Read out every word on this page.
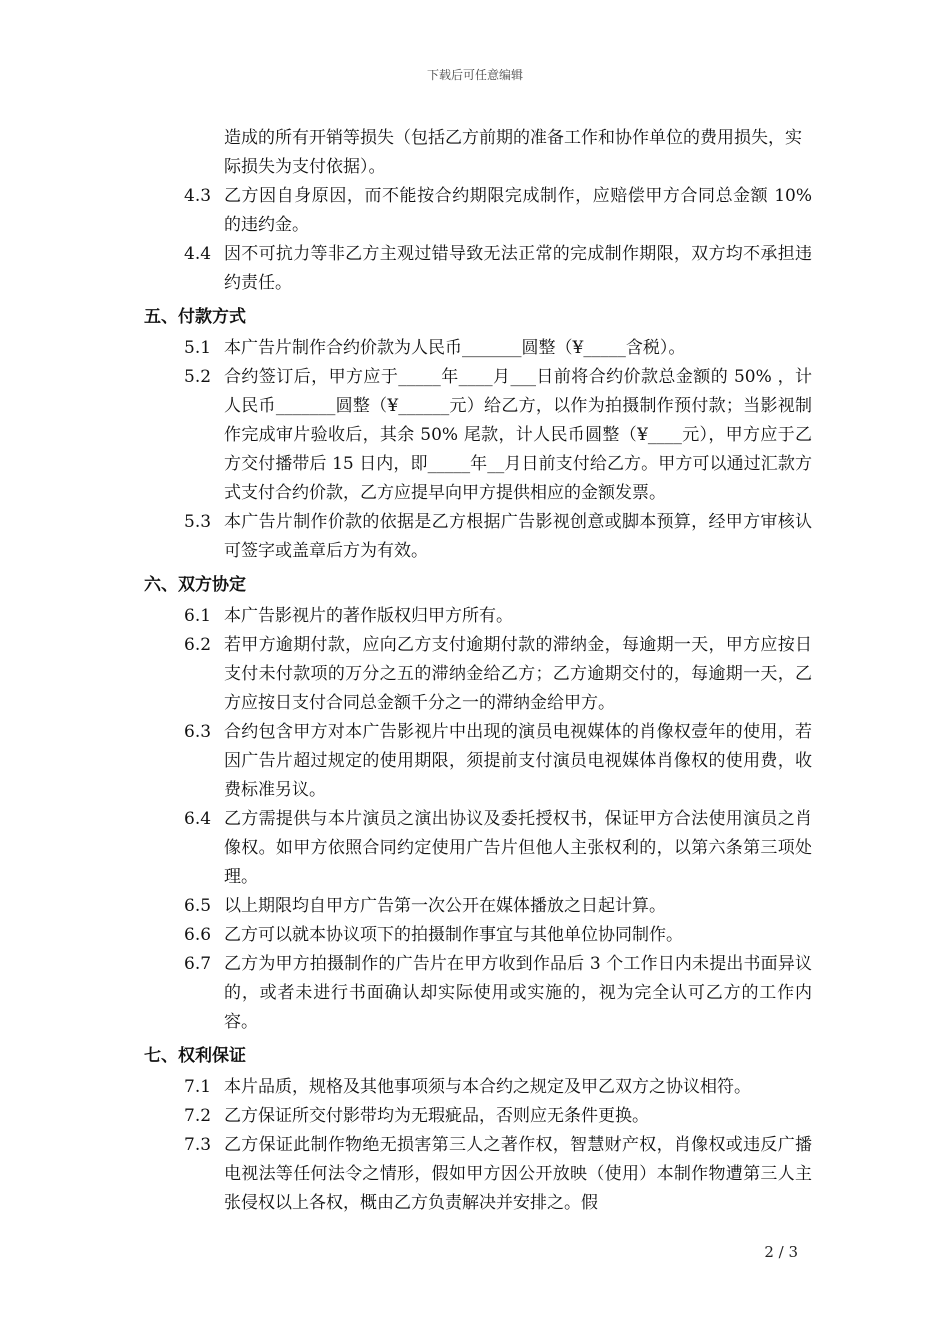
下载后可任意编辑
造成的所有开销等损失（包括乙方前期的准备工作和协作单位的费用损失，实际损失为支付依据）。
4.3 乙方因自身原因，而不能按合约期限完成制作，应赔偿甲方合同总金额 10% 的违约金。
4.4 因不可抗力等非乙方主观过错导致无法正常的完成制作期限，双方均不承担违约责任。
五、付款方式
5.1 本广告片制作合约价款为人民币_______圆整（¥_____含税）。
5.2 合约签订后，甲方应于_____年____月___日前将合约价款总金额的 50% ，计人民币_______圆整（¥______元）给乙方，以作为拍摄制作预付款；当影视制作完成审片验收后，其余 50% 尾款，计人民币圆整（¥____元），甲方应于乙方交付播带后 15 日内，即_____年__月日前支付给乙方。甲方可以通过汇款方式支付合约价款，乙方应提早向甲方提供相应的金额发票。
5.3 本广告片制作价款的依据是乙方根据广告影视创意或脚本预算，经甲方审核认可签字或盖章后方为有效。
六、双方协定
6.1 本广告影视片的著作版权归甲方所有。
6.2 若甲方逾期付款，应向乙方支付逾期付款的滞纳金，每逾期一天，甲方应按日支付未付款项的万分之五的滞纳金给乙方；乙方逾期交付的，每逾期一天，乙方应按日支付合同总金额千分之一的滞纳金给甲方。
6.3 合约包含甲方对本广告影视片中出现的演员电视媒体的肖像权壹年的使用，若因广告片超过规定的使用期限，须提前支付演员电视媒体肖像权的使用费，收费标准另议。
6.4 乙方需提供与本片演员之演出协议及委托授权书，保证甲方合法使用演员之肖像权。如甲方依照合同约定使用广告片但他人主张权利的，以第六条第三项处理。
6.5 以上期限均自甲方广告第一次公开在媒体播放之日起计算。
6.6 乙方可以就本协议项下的拍摄制作事宜与其他单位协同制作。
6.7 乙方为甲方拍摄制作的广告片在甲方收到作品后 3 个工作日内未提出书面异议的，或者未进行书面确认却实际使用或实施的，视为完全认可乙方的工作内容。
七、权利保证
7.1 本片品质，规格及其他事项须与本合约之规定及甲乙双方之协议相符。
7.2 乙方保证所交付影带均为无瑕疵品，否则应无条件更换。
7.3 乙方保证此制作物绝无损害第三人之著作权，智慧财产权，肖像权或违反广播电视法等任何法令之情形，假如甲方因公开放映（使用）本制作物遭第三人主张侵权以上各权，概由乙方负责解决并安排之。假
2 / 3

# # #

Objective: Pictures are not part of the copy; reproduce everything else in the records exactly.

Reply:
Read out every word on this page.
下载后可任意编辑
造成的所有开销等损失（包括乙方前期的准备工作和协作单位的费用损失，实际损失为支付依据）。
4.3 乙方因自身原因，而不能按合约期限完成制作，应赔偿甲方合同总金额 10% 的违约金。
4.4 因不可抗力等非乙方主观过错导致无法正常的完成制作期限，双方均不承担违约责任。
五、付款方式
5.1 本广告片制作合约价款为人民币_______圆整（¥_____含税）。
5.2 合约签订后，甲方应于_____年____月___日前将合约价款总金额的 50% ，计人民币_______圆整（¥______元）给乙方，以作为拍摄制作预付款；当影视制作完成审片验收后，其余 50% 尾款，计人民币圆整（¥____元），甲方应于乙方交付播带后 15 日内，即_____年__月日前支付给乙方。甲方可以通过汇款方式支付合约价款，乙方应提早向甲方提供相应的金额发票。
5.3 本广告片制作价款的依据是乙方根据广告影视创意或脚本预算，经甲方审核认可签字或盖章后方为有效。
六、双方协定
6.1 本广告影视片的著作版权归甲方所有。
6.2 若甲方逾期付款，应向乙方支付逾期付款的滞纳金，每逾期一天，甲方应按日支付未付款项的万分之五的滞纳金给乙方；乙方逾期交付的，每逾期一天，乙方应按日支付合同总金额千分之一的滞纳金给甲方。
6.3 合约包含甲方对本广告影视片中出现的演员电视媒体的肖像权壹年的使用，若因广告片超过规定的使用期限，须提前支付演员电视媒体肖像权的使用费，收费标准另议。
6.4 乙方需提供与本片演员之演出协议及委托授权书，保证甲方合法使用演员之肖像权。如甲方依照合同约定使用广告片但他人主张权利的，以第六条第三项处理。
6.5 以上期限均自甲方广告第一次公开在媒体播放之日起计算。
6.6 乙方可以就本协议项下的拍摄制作事宜与其他单位协同制作。
6.7 乙方为甲方拍摄制作的广告片在甲方收到作品后 3 个工作日内未提出书面异议的，或者未进行书面确认却实际使用或实施的，视为完全认可乙方的工作内容。
七、权利保证
7.1 本片品质，规格及其他事项须与本合约之规定及甲乙双方之协议相符。
7.2 乙方保证所交付影带均为无瑕疵品，否则应无条件更换。
7.3 乙方保证此制作物绝无损害第三人之著作权，智慧财产权，肖像权或违反广播电视法等任何法令之情形，假如甲方因公开放映（使用）本制作物遭第三人主张侵权以上各权，概由乙方负责解决并安排之。假
2 / 3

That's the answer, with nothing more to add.